## Task to complete
Copy all lines holding the word "हनदत" from the entries.

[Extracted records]
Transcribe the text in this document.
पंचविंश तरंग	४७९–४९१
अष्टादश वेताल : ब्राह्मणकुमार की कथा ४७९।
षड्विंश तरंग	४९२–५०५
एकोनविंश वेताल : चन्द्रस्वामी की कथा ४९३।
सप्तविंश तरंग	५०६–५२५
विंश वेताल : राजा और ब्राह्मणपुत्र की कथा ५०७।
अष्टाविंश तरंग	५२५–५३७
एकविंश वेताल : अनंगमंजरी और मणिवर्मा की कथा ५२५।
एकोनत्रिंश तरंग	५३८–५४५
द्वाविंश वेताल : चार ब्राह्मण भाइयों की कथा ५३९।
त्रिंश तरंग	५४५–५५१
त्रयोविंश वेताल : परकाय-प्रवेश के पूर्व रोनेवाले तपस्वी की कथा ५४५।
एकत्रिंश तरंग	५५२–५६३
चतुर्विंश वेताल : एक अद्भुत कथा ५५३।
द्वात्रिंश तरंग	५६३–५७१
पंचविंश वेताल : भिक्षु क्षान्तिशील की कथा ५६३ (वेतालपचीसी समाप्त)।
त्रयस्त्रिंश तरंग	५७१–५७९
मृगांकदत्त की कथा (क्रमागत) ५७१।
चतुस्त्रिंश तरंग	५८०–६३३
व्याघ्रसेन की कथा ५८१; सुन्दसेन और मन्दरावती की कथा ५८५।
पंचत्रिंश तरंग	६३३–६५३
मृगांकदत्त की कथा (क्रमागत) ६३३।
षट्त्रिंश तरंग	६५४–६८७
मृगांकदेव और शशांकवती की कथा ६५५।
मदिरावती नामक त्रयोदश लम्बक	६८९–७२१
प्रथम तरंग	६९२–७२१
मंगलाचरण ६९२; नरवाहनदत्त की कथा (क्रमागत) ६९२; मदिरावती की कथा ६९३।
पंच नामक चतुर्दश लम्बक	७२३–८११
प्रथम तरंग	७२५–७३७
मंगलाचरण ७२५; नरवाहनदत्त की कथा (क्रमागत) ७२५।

## Correct result
मंगलाचरण ६९२; नरवाहनदत्त की कथा (क्रमागत) ६९२; मदिरावती की कथा ६९३।
मंगलाचरण ७२५; नरवाहनदत्त की कथा (क्रमागत) ७२५।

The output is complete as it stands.